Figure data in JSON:
____________________

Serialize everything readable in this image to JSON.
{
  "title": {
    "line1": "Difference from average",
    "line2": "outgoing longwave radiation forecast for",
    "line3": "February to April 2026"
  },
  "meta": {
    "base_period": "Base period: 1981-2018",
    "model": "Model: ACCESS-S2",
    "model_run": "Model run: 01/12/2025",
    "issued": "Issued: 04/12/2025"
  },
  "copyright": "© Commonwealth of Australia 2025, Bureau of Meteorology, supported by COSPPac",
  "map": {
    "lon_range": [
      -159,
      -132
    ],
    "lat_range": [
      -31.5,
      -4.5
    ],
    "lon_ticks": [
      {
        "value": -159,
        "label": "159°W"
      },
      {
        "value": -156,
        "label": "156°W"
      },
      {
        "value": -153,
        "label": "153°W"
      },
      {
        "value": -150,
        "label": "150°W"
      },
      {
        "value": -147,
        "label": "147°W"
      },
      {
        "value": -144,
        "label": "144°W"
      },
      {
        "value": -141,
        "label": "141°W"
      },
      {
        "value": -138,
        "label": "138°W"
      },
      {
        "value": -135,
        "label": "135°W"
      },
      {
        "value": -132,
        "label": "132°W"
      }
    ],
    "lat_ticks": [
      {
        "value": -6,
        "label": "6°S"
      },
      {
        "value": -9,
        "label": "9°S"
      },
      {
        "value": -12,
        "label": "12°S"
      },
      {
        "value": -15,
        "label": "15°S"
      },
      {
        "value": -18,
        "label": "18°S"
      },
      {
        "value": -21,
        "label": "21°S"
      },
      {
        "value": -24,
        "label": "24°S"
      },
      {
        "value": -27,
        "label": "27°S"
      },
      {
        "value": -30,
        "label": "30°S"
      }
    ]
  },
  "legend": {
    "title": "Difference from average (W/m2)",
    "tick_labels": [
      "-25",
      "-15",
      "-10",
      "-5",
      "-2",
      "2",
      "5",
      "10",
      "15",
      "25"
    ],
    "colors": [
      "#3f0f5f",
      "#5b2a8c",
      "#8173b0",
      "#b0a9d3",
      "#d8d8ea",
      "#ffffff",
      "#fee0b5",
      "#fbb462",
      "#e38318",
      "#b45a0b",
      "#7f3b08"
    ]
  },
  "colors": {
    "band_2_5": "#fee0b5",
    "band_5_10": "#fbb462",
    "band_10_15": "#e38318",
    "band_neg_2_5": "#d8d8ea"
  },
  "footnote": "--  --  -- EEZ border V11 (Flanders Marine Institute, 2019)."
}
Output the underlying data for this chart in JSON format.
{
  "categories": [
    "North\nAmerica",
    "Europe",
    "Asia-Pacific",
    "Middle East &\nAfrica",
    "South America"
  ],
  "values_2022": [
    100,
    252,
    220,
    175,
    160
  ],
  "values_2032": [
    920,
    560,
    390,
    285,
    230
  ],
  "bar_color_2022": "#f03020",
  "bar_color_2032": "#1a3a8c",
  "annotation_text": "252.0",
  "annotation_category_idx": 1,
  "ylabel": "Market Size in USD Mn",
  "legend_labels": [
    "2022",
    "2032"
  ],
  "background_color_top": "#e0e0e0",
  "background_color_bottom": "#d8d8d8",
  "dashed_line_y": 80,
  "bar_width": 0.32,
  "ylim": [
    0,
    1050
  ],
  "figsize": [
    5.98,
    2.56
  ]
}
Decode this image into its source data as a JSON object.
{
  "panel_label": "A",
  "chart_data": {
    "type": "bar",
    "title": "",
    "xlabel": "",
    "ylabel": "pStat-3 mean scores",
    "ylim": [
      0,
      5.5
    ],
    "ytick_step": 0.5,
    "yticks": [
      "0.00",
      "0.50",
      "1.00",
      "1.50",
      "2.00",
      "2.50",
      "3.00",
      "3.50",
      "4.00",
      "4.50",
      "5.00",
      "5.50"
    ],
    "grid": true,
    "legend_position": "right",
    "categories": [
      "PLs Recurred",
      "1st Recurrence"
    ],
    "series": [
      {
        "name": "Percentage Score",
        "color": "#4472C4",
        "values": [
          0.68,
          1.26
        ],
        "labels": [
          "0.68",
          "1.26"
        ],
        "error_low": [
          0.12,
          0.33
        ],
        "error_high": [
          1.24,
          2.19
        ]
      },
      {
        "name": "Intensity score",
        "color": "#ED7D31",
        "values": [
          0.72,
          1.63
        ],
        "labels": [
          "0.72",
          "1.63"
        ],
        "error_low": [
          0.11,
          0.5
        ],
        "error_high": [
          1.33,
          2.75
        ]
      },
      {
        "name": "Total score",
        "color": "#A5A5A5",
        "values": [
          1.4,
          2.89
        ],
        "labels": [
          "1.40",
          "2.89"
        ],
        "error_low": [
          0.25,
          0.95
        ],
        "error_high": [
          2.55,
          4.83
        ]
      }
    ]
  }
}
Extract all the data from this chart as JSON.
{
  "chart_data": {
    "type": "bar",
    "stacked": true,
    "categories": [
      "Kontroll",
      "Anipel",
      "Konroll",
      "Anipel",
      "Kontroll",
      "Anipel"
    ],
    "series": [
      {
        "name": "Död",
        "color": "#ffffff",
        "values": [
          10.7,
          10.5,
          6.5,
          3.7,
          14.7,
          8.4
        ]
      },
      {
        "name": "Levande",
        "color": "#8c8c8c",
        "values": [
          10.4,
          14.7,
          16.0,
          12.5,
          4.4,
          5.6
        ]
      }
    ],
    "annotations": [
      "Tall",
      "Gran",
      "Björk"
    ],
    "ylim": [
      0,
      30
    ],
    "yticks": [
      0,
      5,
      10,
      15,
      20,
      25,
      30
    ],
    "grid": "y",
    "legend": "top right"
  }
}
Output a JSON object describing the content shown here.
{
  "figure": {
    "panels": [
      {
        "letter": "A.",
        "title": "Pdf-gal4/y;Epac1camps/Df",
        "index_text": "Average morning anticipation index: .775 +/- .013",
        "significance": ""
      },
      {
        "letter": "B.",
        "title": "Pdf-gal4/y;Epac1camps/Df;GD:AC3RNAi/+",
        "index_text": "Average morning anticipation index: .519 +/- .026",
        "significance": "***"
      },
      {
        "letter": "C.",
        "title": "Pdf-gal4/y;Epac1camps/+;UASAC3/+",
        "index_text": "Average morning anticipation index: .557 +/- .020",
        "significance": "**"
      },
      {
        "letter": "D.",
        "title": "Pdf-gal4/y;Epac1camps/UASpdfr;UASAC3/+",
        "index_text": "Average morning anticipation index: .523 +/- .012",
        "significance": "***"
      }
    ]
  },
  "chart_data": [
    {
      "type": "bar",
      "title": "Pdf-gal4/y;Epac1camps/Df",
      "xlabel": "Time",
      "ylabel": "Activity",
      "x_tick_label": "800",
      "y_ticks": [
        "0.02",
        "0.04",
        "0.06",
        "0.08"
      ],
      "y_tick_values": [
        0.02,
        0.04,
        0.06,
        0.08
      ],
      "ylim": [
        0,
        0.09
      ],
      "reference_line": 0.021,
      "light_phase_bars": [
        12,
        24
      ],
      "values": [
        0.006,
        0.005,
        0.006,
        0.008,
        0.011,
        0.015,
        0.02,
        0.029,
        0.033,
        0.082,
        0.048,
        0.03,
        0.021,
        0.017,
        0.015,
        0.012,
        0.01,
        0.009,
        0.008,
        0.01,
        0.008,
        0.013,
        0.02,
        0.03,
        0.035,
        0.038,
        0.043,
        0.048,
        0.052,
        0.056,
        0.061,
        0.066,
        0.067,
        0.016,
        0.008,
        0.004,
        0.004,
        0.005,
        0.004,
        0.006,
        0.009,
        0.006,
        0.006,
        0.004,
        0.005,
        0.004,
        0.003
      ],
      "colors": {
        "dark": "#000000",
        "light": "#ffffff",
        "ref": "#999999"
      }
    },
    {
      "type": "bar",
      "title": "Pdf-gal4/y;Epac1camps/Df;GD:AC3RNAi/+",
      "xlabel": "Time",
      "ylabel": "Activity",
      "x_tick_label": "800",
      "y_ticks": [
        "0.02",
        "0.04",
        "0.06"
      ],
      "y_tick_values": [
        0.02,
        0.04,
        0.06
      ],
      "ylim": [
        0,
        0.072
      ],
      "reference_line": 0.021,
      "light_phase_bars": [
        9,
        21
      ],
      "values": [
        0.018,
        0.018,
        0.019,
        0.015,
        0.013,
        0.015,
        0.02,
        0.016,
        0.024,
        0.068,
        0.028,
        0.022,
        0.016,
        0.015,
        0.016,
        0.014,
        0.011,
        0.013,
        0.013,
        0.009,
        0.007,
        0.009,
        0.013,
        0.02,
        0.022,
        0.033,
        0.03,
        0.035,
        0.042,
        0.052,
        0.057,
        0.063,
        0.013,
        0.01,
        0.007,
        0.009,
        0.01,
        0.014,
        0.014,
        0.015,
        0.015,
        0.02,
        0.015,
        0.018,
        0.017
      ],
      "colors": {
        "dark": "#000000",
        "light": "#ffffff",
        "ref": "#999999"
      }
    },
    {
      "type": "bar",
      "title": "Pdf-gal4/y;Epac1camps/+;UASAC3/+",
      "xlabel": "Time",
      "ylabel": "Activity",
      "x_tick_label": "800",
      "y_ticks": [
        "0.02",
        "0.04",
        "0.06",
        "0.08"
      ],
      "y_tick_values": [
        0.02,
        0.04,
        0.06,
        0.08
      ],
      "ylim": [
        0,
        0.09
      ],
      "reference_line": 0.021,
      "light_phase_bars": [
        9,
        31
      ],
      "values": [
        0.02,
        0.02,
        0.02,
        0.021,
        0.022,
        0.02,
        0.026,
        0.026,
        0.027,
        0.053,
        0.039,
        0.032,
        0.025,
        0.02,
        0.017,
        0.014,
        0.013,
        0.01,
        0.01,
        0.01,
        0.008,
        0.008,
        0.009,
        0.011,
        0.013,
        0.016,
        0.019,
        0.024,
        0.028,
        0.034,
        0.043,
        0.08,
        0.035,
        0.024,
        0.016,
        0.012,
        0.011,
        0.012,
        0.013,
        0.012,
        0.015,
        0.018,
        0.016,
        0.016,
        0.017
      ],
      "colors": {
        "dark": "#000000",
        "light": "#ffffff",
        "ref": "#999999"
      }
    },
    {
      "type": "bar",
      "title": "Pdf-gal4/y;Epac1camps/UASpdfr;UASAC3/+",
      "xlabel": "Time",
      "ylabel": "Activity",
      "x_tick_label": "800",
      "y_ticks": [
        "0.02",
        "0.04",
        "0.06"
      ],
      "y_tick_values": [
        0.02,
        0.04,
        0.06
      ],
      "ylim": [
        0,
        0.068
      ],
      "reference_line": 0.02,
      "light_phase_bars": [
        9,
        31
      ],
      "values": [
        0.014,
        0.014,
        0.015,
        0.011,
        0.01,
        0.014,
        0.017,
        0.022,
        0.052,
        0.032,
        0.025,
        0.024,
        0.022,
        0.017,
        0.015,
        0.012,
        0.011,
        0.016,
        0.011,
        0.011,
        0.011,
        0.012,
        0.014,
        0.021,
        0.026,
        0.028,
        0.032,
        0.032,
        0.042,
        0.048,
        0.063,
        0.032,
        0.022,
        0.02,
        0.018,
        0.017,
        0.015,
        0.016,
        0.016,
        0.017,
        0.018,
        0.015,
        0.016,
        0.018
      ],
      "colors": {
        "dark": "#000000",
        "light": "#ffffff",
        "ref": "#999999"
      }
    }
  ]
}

____________________

> EXERCISE TASK:
Among these entries, how many lines include the string "index"? Reply with the number by itself.

> RESULT OF THIS EXERCISE:
4